◆ Exercise ◆
Check every line below for the word "text" and show those that hold it.

# Start of Supplied data

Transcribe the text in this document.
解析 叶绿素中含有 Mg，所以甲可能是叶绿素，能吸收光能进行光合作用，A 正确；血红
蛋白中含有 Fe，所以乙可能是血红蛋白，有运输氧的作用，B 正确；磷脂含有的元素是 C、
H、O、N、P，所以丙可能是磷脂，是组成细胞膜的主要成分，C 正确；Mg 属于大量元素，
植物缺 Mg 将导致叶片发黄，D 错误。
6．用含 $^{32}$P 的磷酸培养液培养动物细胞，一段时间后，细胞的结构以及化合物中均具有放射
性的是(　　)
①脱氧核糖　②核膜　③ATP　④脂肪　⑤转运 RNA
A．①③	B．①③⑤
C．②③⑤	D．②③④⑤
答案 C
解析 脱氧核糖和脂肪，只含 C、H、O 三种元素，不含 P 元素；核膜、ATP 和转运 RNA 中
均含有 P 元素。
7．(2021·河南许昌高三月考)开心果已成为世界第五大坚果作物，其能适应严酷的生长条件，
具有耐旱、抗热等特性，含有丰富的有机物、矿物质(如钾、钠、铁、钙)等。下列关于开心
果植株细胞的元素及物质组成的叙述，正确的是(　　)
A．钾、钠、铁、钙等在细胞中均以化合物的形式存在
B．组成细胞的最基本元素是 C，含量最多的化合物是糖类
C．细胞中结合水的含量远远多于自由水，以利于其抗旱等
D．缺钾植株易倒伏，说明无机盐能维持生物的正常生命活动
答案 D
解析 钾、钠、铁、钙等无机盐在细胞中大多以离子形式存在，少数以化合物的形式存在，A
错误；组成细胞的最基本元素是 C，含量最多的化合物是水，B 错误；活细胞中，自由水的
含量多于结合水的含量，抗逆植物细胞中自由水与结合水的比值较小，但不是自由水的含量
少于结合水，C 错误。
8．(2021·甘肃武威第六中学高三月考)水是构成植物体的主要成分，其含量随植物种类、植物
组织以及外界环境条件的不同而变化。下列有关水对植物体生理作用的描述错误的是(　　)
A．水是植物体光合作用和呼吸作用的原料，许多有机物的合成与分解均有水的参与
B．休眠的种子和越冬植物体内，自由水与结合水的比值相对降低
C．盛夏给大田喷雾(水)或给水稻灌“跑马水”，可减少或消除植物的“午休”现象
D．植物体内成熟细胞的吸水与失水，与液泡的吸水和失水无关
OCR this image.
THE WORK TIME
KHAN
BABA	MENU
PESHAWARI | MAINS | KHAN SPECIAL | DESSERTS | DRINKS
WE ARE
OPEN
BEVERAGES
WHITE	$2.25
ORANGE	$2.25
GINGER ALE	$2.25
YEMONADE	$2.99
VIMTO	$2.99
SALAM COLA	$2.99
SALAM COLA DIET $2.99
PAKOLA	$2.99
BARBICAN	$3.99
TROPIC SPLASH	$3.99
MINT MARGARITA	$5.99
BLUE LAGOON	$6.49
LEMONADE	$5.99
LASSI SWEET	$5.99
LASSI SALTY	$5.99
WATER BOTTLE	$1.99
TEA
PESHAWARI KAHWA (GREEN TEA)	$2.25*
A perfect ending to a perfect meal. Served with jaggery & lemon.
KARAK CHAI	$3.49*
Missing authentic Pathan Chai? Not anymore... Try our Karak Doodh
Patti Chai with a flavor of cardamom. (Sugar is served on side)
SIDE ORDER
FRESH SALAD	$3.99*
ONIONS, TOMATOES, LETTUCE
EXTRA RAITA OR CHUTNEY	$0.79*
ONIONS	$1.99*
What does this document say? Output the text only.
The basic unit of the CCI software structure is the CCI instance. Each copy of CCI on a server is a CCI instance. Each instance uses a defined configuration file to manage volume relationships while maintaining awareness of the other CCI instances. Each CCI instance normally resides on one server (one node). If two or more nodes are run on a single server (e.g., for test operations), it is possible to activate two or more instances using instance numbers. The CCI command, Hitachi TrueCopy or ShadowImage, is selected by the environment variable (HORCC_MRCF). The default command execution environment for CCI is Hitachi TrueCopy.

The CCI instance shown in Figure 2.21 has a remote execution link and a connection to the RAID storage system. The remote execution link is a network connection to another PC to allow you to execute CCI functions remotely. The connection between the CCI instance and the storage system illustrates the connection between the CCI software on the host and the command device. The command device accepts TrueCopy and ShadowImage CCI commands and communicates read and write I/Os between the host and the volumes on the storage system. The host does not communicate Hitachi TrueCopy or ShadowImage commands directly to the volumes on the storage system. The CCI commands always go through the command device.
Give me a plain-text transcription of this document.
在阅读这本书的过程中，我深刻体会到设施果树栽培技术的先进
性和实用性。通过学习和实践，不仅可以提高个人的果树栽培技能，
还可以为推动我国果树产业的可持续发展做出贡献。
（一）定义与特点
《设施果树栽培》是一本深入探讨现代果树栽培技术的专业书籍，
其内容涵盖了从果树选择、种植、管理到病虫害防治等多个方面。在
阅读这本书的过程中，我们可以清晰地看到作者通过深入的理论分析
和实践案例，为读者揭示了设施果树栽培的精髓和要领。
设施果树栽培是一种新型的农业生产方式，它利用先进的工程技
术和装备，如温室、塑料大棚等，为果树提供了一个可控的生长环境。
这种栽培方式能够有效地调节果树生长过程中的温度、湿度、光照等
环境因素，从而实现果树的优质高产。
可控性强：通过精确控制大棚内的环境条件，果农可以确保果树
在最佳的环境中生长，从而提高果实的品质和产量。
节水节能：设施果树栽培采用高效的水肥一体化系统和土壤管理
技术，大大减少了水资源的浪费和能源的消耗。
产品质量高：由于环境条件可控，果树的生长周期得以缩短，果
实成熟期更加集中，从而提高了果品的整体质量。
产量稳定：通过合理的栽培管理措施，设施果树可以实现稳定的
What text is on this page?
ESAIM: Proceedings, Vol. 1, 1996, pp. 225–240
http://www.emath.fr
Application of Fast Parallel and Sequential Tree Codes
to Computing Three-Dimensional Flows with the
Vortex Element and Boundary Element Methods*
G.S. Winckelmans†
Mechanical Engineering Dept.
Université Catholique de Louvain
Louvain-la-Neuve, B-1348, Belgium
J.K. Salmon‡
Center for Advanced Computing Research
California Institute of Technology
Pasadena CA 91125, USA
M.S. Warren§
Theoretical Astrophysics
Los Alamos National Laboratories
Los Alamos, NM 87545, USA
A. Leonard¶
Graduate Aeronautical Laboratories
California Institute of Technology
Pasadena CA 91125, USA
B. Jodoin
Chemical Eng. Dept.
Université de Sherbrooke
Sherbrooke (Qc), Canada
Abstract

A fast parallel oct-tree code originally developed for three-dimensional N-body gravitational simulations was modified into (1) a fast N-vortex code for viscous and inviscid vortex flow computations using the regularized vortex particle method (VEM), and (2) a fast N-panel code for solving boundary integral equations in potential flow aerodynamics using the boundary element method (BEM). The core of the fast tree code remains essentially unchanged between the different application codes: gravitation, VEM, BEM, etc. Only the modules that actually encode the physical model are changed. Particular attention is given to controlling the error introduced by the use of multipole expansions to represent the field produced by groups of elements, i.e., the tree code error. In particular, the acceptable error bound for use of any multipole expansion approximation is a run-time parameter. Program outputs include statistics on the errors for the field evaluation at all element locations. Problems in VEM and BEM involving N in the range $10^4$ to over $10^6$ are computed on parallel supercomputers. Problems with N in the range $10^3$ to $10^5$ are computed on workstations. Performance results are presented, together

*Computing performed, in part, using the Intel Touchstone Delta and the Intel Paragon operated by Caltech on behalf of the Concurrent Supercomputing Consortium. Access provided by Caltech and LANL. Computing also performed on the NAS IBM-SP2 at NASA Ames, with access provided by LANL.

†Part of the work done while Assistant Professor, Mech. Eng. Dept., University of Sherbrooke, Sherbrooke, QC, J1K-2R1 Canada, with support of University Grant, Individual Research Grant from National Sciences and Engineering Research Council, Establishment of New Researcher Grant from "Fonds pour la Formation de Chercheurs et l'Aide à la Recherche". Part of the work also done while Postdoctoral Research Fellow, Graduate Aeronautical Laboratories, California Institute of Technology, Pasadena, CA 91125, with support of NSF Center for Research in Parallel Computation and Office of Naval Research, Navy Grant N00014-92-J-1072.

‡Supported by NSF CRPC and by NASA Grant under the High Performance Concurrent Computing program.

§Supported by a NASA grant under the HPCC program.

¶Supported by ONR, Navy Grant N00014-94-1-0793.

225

# End of Supplied data

◆ Task answer ◆
Transcribe the text in this document.
What does this document say? Output the text only.
Give me a plain-text transcription of this document.
What text is on this page?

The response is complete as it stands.